#### REQUEST
From the listing that follows, output everything exactly except the pictures.

Data entries
--------------------------------

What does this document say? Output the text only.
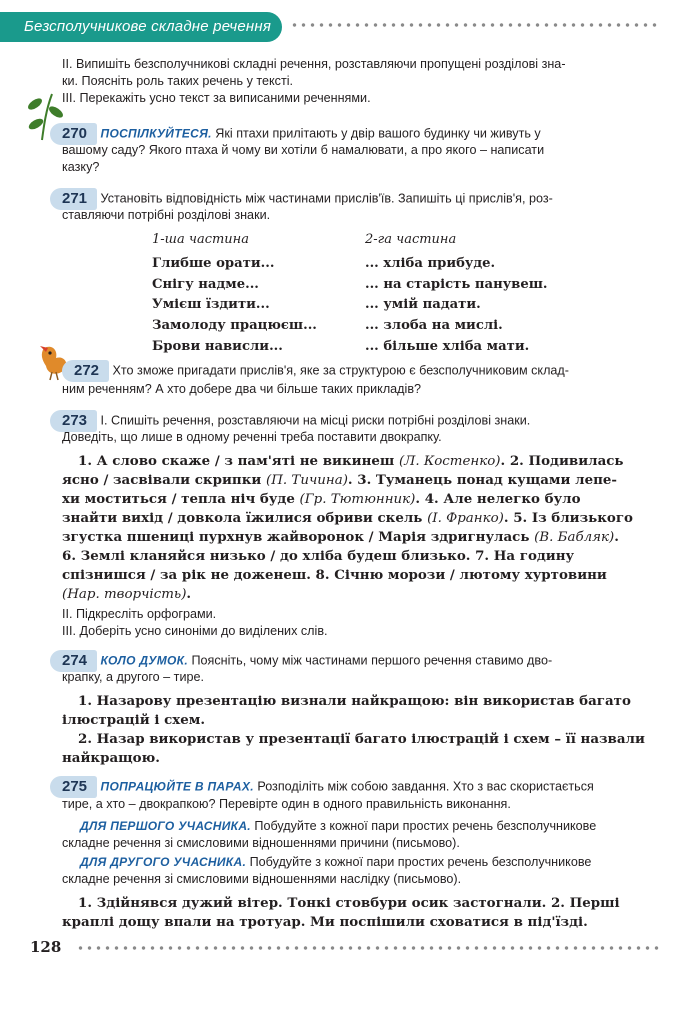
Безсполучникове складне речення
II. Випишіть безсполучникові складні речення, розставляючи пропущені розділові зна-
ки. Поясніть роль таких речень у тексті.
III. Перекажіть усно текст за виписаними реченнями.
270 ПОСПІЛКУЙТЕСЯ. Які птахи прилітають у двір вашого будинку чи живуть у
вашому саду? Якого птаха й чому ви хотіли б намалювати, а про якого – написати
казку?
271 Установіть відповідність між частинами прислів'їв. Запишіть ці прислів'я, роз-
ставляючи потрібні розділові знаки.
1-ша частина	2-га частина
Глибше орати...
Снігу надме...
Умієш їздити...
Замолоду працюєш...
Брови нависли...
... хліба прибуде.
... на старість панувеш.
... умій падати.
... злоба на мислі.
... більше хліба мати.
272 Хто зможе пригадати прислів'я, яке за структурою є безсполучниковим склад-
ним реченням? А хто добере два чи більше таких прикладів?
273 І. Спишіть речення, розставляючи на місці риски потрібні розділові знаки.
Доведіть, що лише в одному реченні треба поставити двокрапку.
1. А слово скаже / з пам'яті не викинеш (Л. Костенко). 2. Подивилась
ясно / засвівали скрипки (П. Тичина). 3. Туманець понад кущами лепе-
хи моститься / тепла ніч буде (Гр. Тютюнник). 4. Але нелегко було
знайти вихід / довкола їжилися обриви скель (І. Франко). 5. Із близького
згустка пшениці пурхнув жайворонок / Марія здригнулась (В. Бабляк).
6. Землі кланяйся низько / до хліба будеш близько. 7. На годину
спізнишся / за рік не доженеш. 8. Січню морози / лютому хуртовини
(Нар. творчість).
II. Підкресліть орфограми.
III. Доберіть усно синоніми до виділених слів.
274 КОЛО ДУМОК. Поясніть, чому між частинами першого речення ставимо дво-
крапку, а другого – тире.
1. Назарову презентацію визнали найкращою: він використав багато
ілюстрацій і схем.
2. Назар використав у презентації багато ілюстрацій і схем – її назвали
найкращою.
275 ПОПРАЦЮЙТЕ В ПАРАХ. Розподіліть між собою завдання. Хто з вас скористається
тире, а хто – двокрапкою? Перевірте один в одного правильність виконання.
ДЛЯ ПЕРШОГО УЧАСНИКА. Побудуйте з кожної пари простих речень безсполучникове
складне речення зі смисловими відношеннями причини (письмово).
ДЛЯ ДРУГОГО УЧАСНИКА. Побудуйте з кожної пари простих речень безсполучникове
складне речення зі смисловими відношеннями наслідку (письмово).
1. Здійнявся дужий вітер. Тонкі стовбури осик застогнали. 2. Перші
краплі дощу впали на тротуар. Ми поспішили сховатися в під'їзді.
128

--------------------------------

#### TASK ANSWER
What does this document say? Output the text only.
Безсполучникове складне речення
II. Випишіть безсполучникові складні речення, розставляючи пропущені розділові зна-
ки. Поясніть роль таких речень у тексті.
III. Перекажіть усно текст за виписаними реченнями.
270 ПОСПІЛКУЙТЕСЯ. Які птахи прилітають у двір вашого будинку чи живуть у
вашому саду? Якого птаха й чому ви хотіли б намалювати, а про якого – написати
казку?
271 Установіть відповідність між частинами прислів'їв. Запишіть ці прислів'я, роз-
ставляючи потрібні розділові знаки.
1-ша частина	2-га частина
Глибше орати...
Снігу надме...
Умієш їздити...
Замолоду працюєш...
Брови нависли...
... хліба прибуде.
... на старість панувеш.
... умій падати.
... злоба на мислі.
... більше хліба мати.
272 Хто зможе пригадати прислів'я, яке за структурою є безсполучниковим склад-
ним реченням? А хто добере два чи більше таких прикладів?
273 І. Спишіть речення, розставляючи на місці риски потрібні розділові знаки.
Доведіть, що лише в одному реченні треба поставити двокрапку.
1. А слово скаже / з пам'яті не викинеш (Л. Костенко). 2. Подивилась
ясно / засвівали скрипки (П. Тичина). 3. Туманець понад кущами лепе-
хи моститься / тепла ніч буде (Гр. Тютюнник). 4. Але нелегко було
знайти вихід / довкола їжилися обриви скель (І. Франко). 5. Із близького
згустка пшениці пурхнув жайворонок / Марія здригнулась (В. Бабляк).
6. Землі кланяйся низько / до хліба будеш близько. 7. На годину
спізнишся / за рік не доженеш. 8. Січню морози / лютому хуртовини
(Нар. творчість).
II. Підкресліть орфограми.
III. Доберіть усно синоніми до виділених слів.
274 КОЛО ДУМОК. Поясніть, чому між частинами першого речення ставимо дво-
крапку, а другого – тире.
1. Назарову презентацію визнали найкращою: він використав багато
ілюстрацій і схем.
2. Назар використав у презентації багато ілюстрацій і схем – її назвали
найкращою.
275 ПОПРАЦЮЙТЕ В ПАРАХ. Розподіліть між собою завдання. Хто з вас скористається
тире, а хто – двокрапкою? Перевірте один в одного правильність виконання.
ДЛЯ ПЕРШОГО УЧАСНИКА. Побудуйте з кожної пари простих речень безсполучникове
складне речення зі смисловими відношеннями причини (письмово).
ДЛЯ ДРУГОГО УЧАСНИКА. Побудуйте з кожної пари простих речень безсполучникове
складне речення зі смисловими відношеннями наслідку (письмово).
1. Здійнявся дужий вітер. Тонкі стовбури осик застогнали. 2. Перші
краплі дощу впали на тротуар. Ми поспішили сховатися в під'їзді.
128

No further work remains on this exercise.